Exercise instructions ▸
A: In the TemSR rebuttal below, (i) what architecture does the recovery model use, (ii) what average result did the transformer-based recovery model reach on the SSC dataset, and (iii) which method achieves the best performance in most SSC tasks?
B: Can you carry on the TemSR rebuttal below, picking up after its final sentence?

____ Source passage

Q5. (3) Model details, particularly on the recovery model. Why not considering Transformer structure?
AWS: Due to space limitations, model details are included in the appendix, as is common in other works [ref ICML 2023, ICLR 2023, TPAMI 2024]. We use a two-layer LSTM for the recovery model due to its strong imputation ability for TS data [ref KDD 2023]. We also evaluated a transformer-based recovery model. However, its performance was slightly lower, with average results of 89.21%±1.45%, 64.38%±0.39%, and 92.45%±3.07% on the HAR, SSC, and MFD datasets, respectively, compared to the two-layer LSTM. This underperformance is attributed to the transformer's reliance on attention mechanisms to learn temporal dependencies. While effective, these mechanisms typically require larger datasets to fully capture patterns. Unlike video or image tasks, where abundant data points is often available, time-series data is typically limited, making transformers less effective in this context. More introduction regarding the recovery model will be provided in the camera ready version.
Q5. (4) Not convincing results, as TemSR is the winner in 2 of 5, 1 of 5, and 3 of 5 tasks in the three datasets.
AWS: The main advantage of TemSR is its ability to transfer temporal dependencies without requiring domain-specific designs during source pretraining, and it achieves competitive performance in such restricted cases. For example, in the SSC task, where TemSR wins only 1 of 5 tasks, MAPU, which relies on source-specific designs, achieves the best performance in most cases. However, MAPU’s dependency on such pretraining makes it less practical in real-world scenarios, while TemSR achieves comparable performance without requiring any source specific designs.

________
____ Stored data

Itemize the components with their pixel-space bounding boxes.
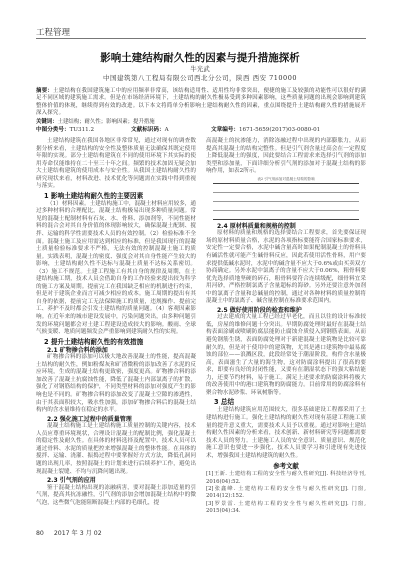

________

Task-by-task results ▸
A:
(i) A two-layer LSTM.
(ii) 64.38%±0.39%.
(iii) MAPU.

B:
Q5. (5) Not convincing sensitivity analysis by only using 3 datasets. The hyper-parameter generalization ability. What is “EEG” in figures 4,5,6?
AWS: We apologize for the lack of clarity. The sensitivity analysis presented in Figures 4 and 5 reflects the average results across all cross-domain cases in each task, encompassing a total of 15 cross-domain scenarios. This broader evaluation provides a more comprehensive perspective, rather than being limited to only three datasets. Furthermore, additional experiments conducted on extended cross-domain scenarios on HAR reaffirm TemSR's consistent and strong performance compared to the second-best method, MAPU. Regarding "EEG" in Figures 4, 5, and 6, we apologize for the oversight. "EEG" refers to the SSC task, as the SSC dataset is based on EEG data collected for experiments. We have corrected this mislabeling in the revised version.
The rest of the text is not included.